* What the task requires *
Your task is to transcribe the records exactly, skipping every image.

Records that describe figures
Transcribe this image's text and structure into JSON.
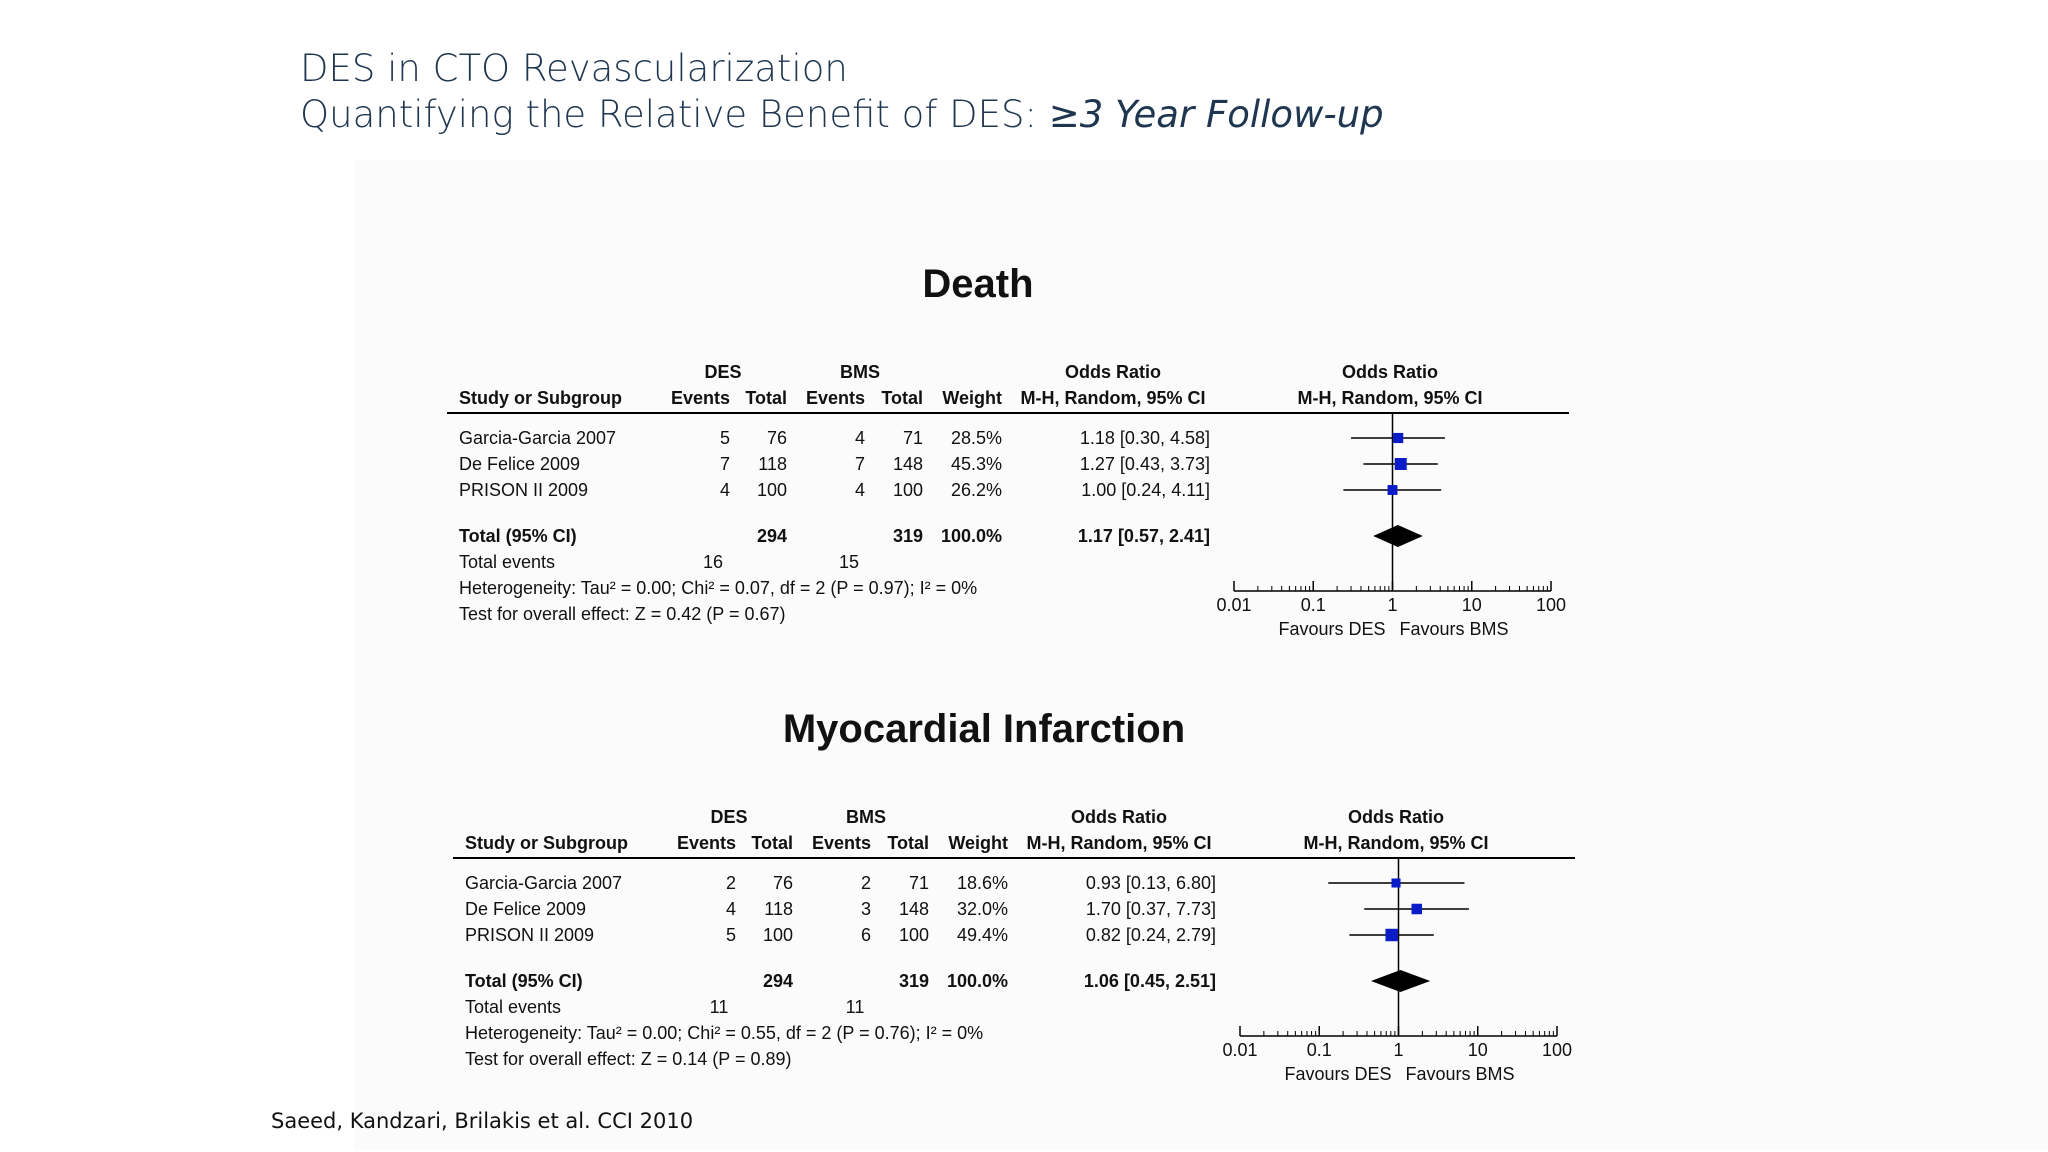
{
  "slide": {
    "title_line1": "DES in CTO Revascularization",
    "title_line2_prefix": "Quantifying the Relative Benefit of DES: ",
    "title_line2_emph": "≥3 Year Follow-up",
    "citation": "Saeed, Kandzari, Brilakis et al. CCI 2010"
  },
  "chart_data": [
    {
      "type": "table",
      "title": "Death",
      "group_headers": [
        "DES",
        "BMS",
        "Odds Ratio",
        "Odds Ratio"
      ],
      "column_headers": [
        "Study or Subgroup",
        "Events",
        "Total",
        "Events",
        "Total",
        "Weight",
        "M-H, Random, 95% CI",
        "M-H, Random, 95% CI"
      ],
      "studies": [
        {
          "name": "Garcia-Garcia 2007",
          "des_events": "5",
          "des_total": "76",
          "bms_events": "4",
          "bms_total": "71",
          "weight": "28.5%",
          "ci_text": "1.18 [0.30, 4.58]",
          "or": 1.18,
          "lo": 0.3,
          "hi": 4.58,
          "w": 28.5
        },
        {
          "name": "De Felice 2009",
          "des_events": "7",
          "des_total": "118",
          "bms_events": "7",
          "bms_total": "148",
          "weight": "45.3%",
          "ci_text": "1.27 [0.43, 3.73]",
          "or": 1.27,
          "lo": 0.43,
          "hi": 3.73,
          "w": 45.3
        },
        {
          "name": "PRISON II 2009",
          "des_events": "4",
          "des_total": "100",
          "bms_events": "4",
          "bms_total": "100",
          "weight": "26.2%",
          "ci_text": "1.00 [0.24, 4.11]",
          "or": 1.0,
          "lo": 0.24,
          "hi": 4.11,
          "w": 26.2
        }
      ],
      "total": {
        "label": "Total (95% CI)",
        "des_total": "294",
        "bms_total": "319",
        "weight": "100.0%",
        "ci_text": "1.17 [0.57, 2.41]",
        "or": 1.17,
        "lo": 0.57,
        "hi": 2.41
      },
      "total_events": {
        "label": "Total events",
        "des": "16",
        "bms": "15"
      },
      "heterogeneity": "Heterogeneity: Tau² = 0.00; Chi² = 0.07, df = 2 (P = 0.97); I² = 0%",
      "overall_effect": "Test for overall effect: Z = 0.42 (P = 0.67)",
      "axis": {
        "scale": "log",
        "ticks": [
          0.01,
          0.1,
          1,
          10,
          100
        ],
        "tick_labels": [
          "0.01",
          "0.1",
          "1",
          "10",
          "100"
        ],
        "xlim": [
          0.01,
          100
        ]
      },
      "favours_left": "Favours DES",
      "favours_right": "Favours BMS"
    },
    {
      "type": "table",
      "title": "Myocardial Infarction",
      "group_headers": [
        "DES",
        "BMS",
        "Odds Ratio",
        "Odds Ratio"
      ],
      "column_headers": [
        "Study or Subgroup",
        "Events",
        "Total",
        "Events",
        "Total",
        "Weight",
        "M-H, Random, 95% CI",
        "M-H, Random, 95% CI"
      ],
      "studies": [
        {
          "name": "Garcia-Garcia 2007",
          "des_events": "2",
          "des_total": "76",
          "bms_events": "2",
          "bms_total": "71",
          "weight": "18.6%",
          "ci_text": "0.93 [0.13, 6.80]",
          "or": 0.93,
          "lo": 0.13,
          "hi": 6.8,
          "w": 18.6
        },
        {
          "name": "De Felice 2009",
          "des_events": "4",
          "des_total": "118",
          "bms_events": "3",
          "bms_total": "148",
          "weight": "32.0%",
          "ci_text": "1.70 [0.37, 7.73]",
          "or": 1.7,
          "lo": 0.37,
          "hi": 7.73,
          "w": 32.0
        },
        {
          "name": "PRISON II 2009",
          "des_events": "5",
          "des_total": "100",
          "bms_events": "6",
          "bms_total": "100",
          "weight": "49.4%",
          "ci_text": "0.82 [0.24, 2.79]",
          "or": 0.82,
          "lo": 0.24,
          "hi": 2.79,
          "w": 49.4
        }
      ],
      "total": {
        "label": "Total (95% CI)",
        "des_total": "294",
        "bms_total": "319",
        "weight": "100.0%",
        "ci_text": "1.06 [0.45, 2.51]",
        "or": 1.06,
        "lo": 0.45,
        "hi": 2.51
      },
      "total_events": {
        "label": "Total events",
        "des": "11",
        "bms": "11"
      },
      "heterogeneity": "Heterogeneity: Tau² = 0.00; Chi² = 0.55, df = 2 (P = 0.76); I² = 0%",
      "overall_effect": "Test for overall effect: Z = 0.14 (P = 0.89)",
      "axis": {
        "scale": "log",
        "ticks": [
          0.01,
          0.1,
          1,
          10,
          100
        ],
        "tick_labels": [
          "0.01",
          "0.1",
          "1",
          "10",
          "100"
        ],
        "xlim": [
          0.01,
          100
        ]
      },
      "favours_left": "Favours DES",
      "favours_right": "Favours BMS"
    }
  ],
  "colors": {
    "marker": "#0a1bc8",
    "diamond": "#000000",
    "rule": "#000000"
  }
}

* Solved exercise *
Transcribe this image's text and structure into JSON.
{
  "slide": {
    "title_line1": "DES in CTO Revascularization",
    "title_line2_prefix": "Quantifying the Relative Benefit of DES: ",
    "title_line2_emph": "≥3 Year Follow-up",
    "citation": "Saeed, Kandzari, Brilakis et al. CCI 2010"
  },
  "chart_data": [
    {
      "type": "table",
      "title": "Death",
      "group_headers": [
        "DES",
        "BMS",
        "Odds Ratio",
        "Odds Ratio"
      ],
      "column_headers": [
        "Study or Subgroup",
        "Events",
        "Total",
        "Events",
        "Total",
        "Weight",
        "M-H, Random, 95% CI",
        "M-H, Random, 95% CI"
      ],
      "studies": [
        {
          "name": "Garcia-Garcia 2007",
          "des_events": "5",
          "des_total": "76",
          "bms_events": "4",
          "bms_total": "71",
          "weight": "28.5%",
          "ci_text": "1.18 [0.30, 4.58]",
          "or": 1.18,
          "lo": 0.3,
          "hi": 4.58,
          "w": 28.5
        },
        {
          "name": "De Felice 2009",
          "des_events": "7",
          "des_total": "118",
          "bms_events": "7",
          "bms_total": "148",
          "weight": "45.3%",
          "ci_text": "1.27 [0.43, 3.73]",
          "or": 1.27,
          "lo": 0.43,
          "hi": 3.73,
          "w": 45.3
        },
        {
          "name": "PRISON II 2009",
          "des_events": "4",
          "des_total": "100",
          "bms_events": "4",
          "bms_total": "100",
          "weight": "26.2%",
          "ci_text": "1.00 [0.24, 4.11]",
          "or": 1.0,
          "lo": 0.24,
          "hi": 4.11,
          "w": 26.2
        }
      ],
      "total": {
        "label": "Total (95% CI)",
        "des_total": "294",
        "bms_total": "319",
        "weight": "100.0%",
        "ci_text": "1.17 [0.57, 2.41]",
        "or": 1.17,
        "lo": 0.57,
        "hi": 2.41
      },
      "total_events": {
        "label": "Total events",
        "des": "16",
        "bms": "15"
      },
      "heterogeneity": "Heterogeneity: Tau² = 0.00; Chi² = 0.07, df = 2 (P = 0.97); I² = 0%",
      "overall_effect": "Test for overall effect: Z = 0.42 (P = 0.67)",
      "axis": {
        "scale": "log",
        "ticks": [
          0.01,
          0.1,
          1,
          10,
          100
        ],
        "tick_labels": [
          "0.01",
          "0.1",
          "1",
          "10",
          "100"
        ],
        "xlim": [
          0.01,
          100
        ]
      },
      "favours_left": "Favours DES",
      "favours_right": "Favours BMS"
    },
    {
      "type": "table",
      "title": "Myocardial Infarction",
      "group_headers": [
        "DES",
        "BMS",
        "Odds Ratio",
        "Odds Ratio"
      ],
      "column_headers": [
        "Study or Subgroup",
        "Events",
        "Total",
        "Events",
        "Total",
        "Weight",
        "M-H, Random, 95% CI",
        "M-H, Random, 95% CI"
      ],
      "studies": [
        {
          "name": "Garcia-Garcia 2007",
          "des_events": "2",
          "des_total": "76",
          "bms_events": "2",
          "bms_total": "71",
          "weight": "18.6%",
          "ci_text": "0.93 [0.13, 6.80]",
          "or": 0.93,
          "lo": 0.13,
          "hi": 6.8,
          "w": 18.6
        },
        {
          "name": "De Felice 2009",
          "des_events": "4",
          "des_total": "118",
          "bms_events": "3",
          "bms_total": "148",
          "weight": "32.0%",
          "ci_text": "1.70 [0.37, 7.73]",
          "or": 1.7,
          "lo": 0.37,
          "hi": 7.73,
          "w": 32.0
        },
        {
          "name": "PRISON II 2009",
          "des_events": "5",
          "des_total": "100",
          "bms_events": "6",
          "bms_total": "100",
          "weight": "49.4%",
          "ci_text": "0.82 [0.24, 2.79]",
          "or": 0.82,
          "lo": 0.24,
          "hi": 2.79,
          "w": 49.4
        }
      ],
      "total": {
        "label": "Total (95% CI)",
        "des_total": "294",
        "bms_total": "319",
        "weight": "100.0%",
        "ci_text": "1.06 [0.45, 2.51]",
        "or": 1.06,
        "lo": 0.45,
        "hi": 2.51
      },
      "total_events": {
        "label": "Total events",
        "des": "11",
        "bms": "11"
      },
      "heterogeneity": "Heterogeneity: Tau² = 0.00; Chi² = 0.55, df = 2 (P = 0.76); I² = 0%",
      "overall_effect": "Test for overall effect: Z = 0.14 (P = 0.89)",
      "axis": {
        "scale": "log",
        "ticks": [
          0.01,
          0.1,
          1,
          10,
          100
        ],
        "tick_labels": [
          "0.01",
          "0.1",
          "1",
          "10",
          "100"
        ],
        "xlim": [
          0.01,
          100
        ]
      },
      "favours_left": "Favours DES",
      "favours_right": "Favours BMS"
    }
  ],
  "colors": {
    "marker": "#0a1bc8",
    "diamond": "#000000",
    "rule": "#000000"
  }
}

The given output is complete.